===== Extracted data
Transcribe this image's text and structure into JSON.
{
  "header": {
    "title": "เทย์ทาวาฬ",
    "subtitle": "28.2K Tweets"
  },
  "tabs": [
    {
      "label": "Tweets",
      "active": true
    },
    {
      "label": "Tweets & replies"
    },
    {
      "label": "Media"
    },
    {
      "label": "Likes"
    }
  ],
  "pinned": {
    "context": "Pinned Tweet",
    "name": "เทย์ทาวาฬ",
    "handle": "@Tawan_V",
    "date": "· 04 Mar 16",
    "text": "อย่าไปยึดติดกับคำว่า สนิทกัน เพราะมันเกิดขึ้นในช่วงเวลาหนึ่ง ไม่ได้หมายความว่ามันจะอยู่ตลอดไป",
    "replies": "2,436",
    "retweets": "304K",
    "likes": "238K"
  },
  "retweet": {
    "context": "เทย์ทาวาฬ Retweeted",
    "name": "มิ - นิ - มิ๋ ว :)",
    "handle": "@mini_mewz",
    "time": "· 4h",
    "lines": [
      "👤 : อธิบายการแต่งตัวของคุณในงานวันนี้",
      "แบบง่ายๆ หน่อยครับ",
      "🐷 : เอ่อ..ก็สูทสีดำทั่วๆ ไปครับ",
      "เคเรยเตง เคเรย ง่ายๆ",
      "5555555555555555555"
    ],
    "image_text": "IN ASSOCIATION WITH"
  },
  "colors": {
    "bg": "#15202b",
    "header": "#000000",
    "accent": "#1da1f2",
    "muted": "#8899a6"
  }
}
==========
→ The problem:
Using the data above, print every record exactly as shown.

→ Solution to this exercise:
Transcribe this image's text and structure into JSON.
{
  "header": {
    "title": "เทย์ทาวาฬ",
    "subtitle": "28.2K Tweets"
  },
  "tabs": [
    {
      "label": "Tweets",
      "active": true
    },
    {
      "label": "Tweets & replies"
    },
    {
      "label": "Media"
    },
    {
      "label": "Likes"
    }
  ],
  "pinned": {
    "context": "Pinned Tweet",
    "name": "เทย์ทาวาฬ",
    "handle": "@Tawan_V",
    "date": "· 04 Mar 16",
    "text": "อย่าไปยึดติดกับคำว่า สนิทกัน เพราะมันเกิดขึ้นในช่วงเวลาหนึ่ง ไม่ได้หมายความว่ามันจะอยู่ตลอดไป",
    "replies": "2,436",
    "retweets": "304K",
    "likes": "238K"
  },
  "retweet": {
    "context": "เทย์ทาวาฬ Retweeted",
    "name": "มิ - นิ - มิ๋ ว :)",
    "handle": "@mini_mewz",
    "time": "· 4h",
    "lines": [
      "👤 : อธิบายการแต่งตัวของคุณในงานวันนี้",
      "แบบง่ายๆ หน่อยครับ",
      "🐷 : เอ่อ..ก็สูทสีดำทั่วๆ ไปครับ",
      "เคเรยเตง เคเรย ง่ายๆ",
      "5555555555555555555"
    ],
    "image_text": "IN ASSOCIATION WITH"
  },
  "colors": {
    "bg": "#15202b",
    "header": "#000000",
    "accent": "#1da1f2",
    "muted": "#8899a6"
  }
}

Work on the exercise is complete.